(EXERCISE GOAL):
Pick out the lines in the listing below that contain the word "type" and copy them.

(RECORD EXCERPTS):
┌────────

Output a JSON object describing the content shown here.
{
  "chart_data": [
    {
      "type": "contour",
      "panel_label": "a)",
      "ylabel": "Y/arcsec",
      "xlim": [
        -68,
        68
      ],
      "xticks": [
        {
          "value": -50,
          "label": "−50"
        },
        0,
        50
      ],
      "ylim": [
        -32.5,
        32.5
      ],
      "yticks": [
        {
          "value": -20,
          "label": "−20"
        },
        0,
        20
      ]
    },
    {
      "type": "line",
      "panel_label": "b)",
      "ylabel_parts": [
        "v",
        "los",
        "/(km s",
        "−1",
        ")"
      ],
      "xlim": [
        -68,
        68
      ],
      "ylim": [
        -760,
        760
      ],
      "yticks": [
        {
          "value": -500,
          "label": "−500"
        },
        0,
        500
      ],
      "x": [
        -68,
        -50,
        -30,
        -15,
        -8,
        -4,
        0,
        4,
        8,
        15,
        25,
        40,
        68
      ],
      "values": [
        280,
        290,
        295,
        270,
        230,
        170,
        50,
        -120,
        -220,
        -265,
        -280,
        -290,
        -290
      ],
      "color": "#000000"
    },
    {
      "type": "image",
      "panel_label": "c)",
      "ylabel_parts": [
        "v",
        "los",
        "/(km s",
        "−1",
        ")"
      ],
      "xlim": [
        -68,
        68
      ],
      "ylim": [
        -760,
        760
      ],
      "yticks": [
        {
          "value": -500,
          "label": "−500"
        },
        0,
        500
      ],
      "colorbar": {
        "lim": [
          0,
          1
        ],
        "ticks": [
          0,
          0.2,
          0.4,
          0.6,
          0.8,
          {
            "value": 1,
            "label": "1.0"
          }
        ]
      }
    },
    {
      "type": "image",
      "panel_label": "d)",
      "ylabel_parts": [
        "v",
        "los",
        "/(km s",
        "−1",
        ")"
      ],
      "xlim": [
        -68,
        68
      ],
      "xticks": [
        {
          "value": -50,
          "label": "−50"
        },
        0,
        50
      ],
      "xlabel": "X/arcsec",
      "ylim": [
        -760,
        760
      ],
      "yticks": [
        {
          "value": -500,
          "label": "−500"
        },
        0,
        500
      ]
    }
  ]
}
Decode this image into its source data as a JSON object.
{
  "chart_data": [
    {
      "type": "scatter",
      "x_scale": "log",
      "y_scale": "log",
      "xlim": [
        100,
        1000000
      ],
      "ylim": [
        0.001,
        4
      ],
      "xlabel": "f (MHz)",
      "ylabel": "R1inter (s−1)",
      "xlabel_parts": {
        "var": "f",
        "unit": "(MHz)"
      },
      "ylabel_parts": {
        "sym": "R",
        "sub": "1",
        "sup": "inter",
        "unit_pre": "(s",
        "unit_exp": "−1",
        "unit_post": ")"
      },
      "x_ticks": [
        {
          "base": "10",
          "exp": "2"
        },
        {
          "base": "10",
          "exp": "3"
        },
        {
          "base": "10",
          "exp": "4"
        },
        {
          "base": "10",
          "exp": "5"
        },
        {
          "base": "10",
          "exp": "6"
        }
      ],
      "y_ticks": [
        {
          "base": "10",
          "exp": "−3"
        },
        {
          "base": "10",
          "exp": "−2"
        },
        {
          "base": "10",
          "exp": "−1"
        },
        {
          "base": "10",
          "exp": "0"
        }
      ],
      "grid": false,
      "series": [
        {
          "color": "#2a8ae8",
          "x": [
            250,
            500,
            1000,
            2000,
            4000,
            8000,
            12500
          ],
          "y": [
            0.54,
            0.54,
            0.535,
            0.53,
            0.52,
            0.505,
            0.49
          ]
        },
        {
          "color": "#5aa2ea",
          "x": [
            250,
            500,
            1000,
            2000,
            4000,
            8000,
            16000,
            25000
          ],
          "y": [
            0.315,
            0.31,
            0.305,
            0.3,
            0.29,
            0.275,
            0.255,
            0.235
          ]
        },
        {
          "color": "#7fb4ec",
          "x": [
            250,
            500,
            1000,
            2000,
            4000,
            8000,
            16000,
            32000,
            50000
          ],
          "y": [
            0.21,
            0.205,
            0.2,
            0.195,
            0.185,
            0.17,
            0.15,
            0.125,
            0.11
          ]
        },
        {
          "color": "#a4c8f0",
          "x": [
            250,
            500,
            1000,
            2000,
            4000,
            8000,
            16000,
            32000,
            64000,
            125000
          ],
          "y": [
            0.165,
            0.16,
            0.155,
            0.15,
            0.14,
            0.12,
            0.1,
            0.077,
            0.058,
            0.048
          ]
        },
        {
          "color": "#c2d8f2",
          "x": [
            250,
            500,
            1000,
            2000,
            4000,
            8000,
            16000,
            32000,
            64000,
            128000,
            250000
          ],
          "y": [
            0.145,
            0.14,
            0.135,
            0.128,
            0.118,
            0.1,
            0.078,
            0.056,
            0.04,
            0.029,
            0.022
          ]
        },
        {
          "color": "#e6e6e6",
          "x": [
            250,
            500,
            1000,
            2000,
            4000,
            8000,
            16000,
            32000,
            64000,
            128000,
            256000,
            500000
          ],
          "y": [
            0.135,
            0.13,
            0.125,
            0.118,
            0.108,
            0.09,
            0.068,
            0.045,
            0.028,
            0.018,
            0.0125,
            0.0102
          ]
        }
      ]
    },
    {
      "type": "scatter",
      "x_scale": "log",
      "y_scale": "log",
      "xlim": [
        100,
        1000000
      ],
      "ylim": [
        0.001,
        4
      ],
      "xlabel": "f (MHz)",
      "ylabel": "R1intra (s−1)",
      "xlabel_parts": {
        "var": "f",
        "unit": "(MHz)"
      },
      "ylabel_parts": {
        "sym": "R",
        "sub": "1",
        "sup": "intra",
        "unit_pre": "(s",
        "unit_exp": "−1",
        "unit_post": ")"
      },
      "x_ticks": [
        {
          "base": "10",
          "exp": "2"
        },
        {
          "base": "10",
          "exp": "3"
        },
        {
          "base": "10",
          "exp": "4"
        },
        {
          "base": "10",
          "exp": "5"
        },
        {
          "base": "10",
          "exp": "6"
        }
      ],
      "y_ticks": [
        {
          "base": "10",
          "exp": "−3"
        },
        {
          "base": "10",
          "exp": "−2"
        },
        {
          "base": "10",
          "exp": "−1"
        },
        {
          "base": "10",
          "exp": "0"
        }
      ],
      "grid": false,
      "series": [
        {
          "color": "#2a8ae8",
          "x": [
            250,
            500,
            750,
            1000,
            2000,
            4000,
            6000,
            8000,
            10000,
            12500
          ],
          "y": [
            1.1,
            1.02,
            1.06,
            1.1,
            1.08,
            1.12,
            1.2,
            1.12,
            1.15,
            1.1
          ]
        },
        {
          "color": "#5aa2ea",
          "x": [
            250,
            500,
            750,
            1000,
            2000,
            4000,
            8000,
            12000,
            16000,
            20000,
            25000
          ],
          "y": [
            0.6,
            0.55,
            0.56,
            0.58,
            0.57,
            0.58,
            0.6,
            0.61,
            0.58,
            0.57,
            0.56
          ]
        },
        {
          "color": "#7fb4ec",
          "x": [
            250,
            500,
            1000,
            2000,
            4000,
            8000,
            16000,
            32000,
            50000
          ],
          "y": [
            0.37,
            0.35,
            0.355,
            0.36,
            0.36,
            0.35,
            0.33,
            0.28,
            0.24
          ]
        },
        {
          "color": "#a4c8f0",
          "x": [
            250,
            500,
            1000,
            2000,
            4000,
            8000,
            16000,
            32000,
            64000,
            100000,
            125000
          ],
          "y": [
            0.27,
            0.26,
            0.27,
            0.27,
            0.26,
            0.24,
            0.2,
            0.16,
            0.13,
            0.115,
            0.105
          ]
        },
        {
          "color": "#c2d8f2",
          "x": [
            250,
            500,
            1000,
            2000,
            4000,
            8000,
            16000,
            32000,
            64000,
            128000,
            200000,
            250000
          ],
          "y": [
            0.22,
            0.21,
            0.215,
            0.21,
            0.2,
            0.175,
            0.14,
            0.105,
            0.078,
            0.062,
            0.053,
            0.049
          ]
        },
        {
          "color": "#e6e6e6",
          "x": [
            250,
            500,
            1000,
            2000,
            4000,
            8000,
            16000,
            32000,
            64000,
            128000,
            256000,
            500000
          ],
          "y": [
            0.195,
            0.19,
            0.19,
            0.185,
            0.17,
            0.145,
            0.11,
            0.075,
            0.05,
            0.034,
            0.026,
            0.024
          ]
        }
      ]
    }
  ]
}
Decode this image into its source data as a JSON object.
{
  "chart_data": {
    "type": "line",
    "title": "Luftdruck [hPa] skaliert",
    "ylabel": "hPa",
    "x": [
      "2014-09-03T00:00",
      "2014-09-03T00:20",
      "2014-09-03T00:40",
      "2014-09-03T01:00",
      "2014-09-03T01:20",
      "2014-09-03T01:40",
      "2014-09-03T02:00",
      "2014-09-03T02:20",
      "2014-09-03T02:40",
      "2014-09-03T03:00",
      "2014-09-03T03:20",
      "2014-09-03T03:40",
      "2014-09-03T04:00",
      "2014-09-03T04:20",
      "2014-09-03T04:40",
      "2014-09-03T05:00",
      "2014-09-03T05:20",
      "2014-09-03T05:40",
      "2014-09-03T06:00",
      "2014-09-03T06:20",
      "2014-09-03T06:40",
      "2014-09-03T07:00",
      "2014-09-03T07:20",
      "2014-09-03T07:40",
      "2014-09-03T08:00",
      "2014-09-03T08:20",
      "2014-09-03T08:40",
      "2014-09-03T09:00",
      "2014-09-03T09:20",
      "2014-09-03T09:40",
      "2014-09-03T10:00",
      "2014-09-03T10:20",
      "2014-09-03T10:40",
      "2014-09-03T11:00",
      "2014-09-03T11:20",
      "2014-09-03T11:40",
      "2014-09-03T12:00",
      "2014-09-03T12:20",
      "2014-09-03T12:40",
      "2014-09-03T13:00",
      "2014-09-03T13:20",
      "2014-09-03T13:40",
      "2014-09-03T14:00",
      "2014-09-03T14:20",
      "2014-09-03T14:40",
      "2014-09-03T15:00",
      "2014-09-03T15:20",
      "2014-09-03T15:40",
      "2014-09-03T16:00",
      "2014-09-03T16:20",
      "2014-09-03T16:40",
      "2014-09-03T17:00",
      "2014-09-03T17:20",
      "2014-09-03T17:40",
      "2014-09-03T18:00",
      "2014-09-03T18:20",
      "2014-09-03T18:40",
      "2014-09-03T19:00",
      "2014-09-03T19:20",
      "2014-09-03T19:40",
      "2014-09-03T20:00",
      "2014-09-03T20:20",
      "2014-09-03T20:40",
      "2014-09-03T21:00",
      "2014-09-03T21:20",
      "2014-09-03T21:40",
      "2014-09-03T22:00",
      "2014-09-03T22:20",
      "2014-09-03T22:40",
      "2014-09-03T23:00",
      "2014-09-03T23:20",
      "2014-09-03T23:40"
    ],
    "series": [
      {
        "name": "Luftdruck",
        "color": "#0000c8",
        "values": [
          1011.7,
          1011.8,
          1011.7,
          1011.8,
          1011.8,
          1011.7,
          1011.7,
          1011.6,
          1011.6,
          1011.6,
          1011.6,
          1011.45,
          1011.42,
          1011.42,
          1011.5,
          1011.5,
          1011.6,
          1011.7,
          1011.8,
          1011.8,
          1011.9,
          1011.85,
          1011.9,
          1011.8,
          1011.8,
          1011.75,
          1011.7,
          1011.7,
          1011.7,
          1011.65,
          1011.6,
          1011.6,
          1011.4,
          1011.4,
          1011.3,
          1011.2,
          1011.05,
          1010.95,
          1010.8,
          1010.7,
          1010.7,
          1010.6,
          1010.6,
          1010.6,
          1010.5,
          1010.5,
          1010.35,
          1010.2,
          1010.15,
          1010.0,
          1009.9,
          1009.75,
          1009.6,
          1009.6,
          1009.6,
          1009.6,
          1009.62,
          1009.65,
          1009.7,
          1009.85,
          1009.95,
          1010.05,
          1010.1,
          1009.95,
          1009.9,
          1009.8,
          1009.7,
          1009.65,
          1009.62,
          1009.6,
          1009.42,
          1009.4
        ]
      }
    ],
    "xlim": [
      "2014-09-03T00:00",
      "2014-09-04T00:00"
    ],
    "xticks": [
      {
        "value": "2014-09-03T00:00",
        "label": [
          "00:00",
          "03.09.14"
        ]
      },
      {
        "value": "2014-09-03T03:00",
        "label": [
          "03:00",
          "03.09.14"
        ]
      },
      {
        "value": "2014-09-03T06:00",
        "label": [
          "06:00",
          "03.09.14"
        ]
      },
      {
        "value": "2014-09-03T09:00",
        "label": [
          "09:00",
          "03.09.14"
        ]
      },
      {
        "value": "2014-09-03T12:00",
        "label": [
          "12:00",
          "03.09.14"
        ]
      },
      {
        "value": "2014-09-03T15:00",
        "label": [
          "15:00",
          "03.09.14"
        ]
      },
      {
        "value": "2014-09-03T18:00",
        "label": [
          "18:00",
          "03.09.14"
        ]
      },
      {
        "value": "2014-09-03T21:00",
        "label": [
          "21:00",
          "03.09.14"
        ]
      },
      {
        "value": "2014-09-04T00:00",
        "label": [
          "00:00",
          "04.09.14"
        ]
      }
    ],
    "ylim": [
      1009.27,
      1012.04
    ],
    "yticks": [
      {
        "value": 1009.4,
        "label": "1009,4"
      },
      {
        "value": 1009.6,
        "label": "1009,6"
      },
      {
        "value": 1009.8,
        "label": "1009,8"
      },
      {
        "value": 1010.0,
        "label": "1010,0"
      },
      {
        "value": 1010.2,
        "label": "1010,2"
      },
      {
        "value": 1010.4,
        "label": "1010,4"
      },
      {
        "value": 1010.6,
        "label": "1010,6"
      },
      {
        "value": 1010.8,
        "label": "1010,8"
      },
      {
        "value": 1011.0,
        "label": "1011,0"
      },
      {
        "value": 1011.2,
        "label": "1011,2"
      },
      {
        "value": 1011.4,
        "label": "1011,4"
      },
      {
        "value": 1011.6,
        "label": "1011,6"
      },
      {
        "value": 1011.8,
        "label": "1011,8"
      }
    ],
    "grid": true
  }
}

└────────

(ANSWER FOR THE TASK):
      "type": "contour",
      "type": "line",
      "type": "image",
      "type": "image",
      "type": "scatter",
      "type": "scatter",
    "type": "line",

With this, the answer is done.